Items |
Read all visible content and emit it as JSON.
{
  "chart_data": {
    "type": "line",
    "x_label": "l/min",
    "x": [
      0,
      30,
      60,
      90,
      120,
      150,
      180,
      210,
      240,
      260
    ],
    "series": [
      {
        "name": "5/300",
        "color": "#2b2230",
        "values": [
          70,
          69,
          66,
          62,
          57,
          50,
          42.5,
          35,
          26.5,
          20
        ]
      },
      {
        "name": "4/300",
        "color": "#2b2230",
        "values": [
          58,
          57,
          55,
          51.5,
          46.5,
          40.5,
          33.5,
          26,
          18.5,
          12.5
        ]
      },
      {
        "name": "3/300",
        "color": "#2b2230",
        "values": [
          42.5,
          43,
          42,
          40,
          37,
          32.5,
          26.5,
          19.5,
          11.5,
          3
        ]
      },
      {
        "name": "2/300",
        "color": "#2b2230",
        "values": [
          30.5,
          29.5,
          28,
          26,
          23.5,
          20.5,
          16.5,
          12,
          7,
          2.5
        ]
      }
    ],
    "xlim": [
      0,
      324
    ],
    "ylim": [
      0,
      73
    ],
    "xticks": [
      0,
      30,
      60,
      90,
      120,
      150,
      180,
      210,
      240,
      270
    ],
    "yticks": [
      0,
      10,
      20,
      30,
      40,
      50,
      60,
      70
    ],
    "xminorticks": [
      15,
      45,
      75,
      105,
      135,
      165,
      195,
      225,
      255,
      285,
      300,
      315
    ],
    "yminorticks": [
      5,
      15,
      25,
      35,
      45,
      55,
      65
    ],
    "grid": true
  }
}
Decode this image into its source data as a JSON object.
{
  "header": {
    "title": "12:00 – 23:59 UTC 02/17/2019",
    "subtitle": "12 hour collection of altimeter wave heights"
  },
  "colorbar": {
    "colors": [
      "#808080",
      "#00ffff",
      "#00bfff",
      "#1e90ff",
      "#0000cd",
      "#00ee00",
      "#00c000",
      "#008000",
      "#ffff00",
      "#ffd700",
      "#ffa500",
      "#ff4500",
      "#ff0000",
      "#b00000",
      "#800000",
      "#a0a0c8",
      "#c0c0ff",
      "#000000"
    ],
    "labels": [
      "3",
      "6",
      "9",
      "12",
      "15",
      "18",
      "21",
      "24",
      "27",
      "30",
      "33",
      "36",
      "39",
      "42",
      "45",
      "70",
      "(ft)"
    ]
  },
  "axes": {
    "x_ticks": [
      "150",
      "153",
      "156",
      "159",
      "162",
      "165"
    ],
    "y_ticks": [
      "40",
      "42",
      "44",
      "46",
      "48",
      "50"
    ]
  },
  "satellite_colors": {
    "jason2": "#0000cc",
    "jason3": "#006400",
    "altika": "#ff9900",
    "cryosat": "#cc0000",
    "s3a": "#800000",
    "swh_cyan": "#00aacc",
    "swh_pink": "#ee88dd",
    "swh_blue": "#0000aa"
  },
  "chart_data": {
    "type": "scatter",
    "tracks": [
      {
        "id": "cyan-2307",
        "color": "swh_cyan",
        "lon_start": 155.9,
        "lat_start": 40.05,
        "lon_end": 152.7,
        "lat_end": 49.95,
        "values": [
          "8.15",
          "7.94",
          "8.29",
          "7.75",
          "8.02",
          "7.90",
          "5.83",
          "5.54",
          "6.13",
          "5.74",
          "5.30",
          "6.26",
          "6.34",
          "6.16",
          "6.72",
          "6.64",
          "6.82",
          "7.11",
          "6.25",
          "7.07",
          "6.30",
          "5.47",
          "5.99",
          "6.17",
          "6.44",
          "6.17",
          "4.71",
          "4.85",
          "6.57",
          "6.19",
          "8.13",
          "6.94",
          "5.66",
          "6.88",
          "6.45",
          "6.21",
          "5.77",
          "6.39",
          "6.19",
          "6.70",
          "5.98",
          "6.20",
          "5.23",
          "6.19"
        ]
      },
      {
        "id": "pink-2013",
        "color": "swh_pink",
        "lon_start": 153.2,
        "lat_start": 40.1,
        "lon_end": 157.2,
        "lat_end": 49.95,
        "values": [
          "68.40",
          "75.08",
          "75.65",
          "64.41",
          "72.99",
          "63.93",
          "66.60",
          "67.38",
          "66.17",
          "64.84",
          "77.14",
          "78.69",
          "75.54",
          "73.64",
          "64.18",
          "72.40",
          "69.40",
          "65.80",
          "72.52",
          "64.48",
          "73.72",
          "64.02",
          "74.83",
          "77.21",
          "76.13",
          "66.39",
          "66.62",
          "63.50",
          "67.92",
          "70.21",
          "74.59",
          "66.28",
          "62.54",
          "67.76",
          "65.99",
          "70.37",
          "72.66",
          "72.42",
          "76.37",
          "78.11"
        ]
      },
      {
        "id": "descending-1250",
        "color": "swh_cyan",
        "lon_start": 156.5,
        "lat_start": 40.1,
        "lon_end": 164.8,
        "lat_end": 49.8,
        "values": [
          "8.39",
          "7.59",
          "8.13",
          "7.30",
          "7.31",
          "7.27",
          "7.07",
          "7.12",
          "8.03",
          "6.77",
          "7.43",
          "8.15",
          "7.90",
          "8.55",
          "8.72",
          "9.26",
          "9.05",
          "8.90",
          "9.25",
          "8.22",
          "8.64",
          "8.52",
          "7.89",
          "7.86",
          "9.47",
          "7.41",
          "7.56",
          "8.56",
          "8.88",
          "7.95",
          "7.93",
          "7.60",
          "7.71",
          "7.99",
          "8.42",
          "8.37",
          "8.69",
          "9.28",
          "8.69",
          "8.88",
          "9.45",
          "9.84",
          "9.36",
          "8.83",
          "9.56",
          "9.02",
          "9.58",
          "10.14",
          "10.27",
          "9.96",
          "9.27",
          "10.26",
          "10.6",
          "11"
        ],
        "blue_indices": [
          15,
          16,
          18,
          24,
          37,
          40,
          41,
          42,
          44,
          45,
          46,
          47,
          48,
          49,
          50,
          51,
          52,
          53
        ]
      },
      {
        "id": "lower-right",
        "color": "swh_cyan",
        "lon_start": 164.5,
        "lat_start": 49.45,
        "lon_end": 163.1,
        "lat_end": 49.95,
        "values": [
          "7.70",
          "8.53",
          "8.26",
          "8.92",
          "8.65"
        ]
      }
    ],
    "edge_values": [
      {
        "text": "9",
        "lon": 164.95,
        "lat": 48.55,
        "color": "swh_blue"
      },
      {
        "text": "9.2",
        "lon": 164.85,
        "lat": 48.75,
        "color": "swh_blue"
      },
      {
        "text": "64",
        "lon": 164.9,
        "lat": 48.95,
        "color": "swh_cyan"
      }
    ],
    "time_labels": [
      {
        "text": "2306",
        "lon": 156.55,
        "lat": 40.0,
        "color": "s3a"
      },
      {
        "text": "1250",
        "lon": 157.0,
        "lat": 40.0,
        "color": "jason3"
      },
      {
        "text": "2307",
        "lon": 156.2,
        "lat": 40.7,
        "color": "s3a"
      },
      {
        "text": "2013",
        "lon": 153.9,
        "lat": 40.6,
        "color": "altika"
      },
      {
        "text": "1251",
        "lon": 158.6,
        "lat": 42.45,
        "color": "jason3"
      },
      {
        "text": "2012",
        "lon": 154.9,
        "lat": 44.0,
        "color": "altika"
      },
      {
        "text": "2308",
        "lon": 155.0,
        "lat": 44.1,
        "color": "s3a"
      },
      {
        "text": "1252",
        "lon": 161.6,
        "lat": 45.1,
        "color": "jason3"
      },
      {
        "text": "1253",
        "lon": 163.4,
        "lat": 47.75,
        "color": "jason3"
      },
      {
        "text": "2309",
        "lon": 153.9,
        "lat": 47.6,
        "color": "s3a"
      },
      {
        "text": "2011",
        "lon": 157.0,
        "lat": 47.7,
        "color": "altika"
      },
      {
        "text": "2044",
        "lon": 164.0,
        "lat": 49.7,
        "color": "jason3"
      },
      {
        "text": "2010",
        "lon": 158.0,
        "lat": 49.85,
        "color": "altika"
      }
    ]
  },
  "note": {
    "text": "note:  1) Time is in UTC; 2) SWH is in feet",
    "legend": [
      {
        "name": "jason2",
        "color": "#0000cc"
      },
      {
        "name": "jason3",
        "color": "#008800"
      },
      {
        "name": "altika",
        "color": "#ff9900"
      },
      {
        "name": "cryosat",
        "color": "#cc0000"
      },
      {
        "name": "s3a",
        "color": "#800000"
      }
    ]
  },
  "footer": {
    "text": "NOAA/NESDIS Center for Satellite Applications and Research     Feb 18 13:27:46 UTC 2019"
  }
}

Exercise requirements | Go through the entries and return each line where the word "note" appears.

Answer in full |
  "note": {
    "text": "note:  1) Time is in UTC; 2) SWH is in feet",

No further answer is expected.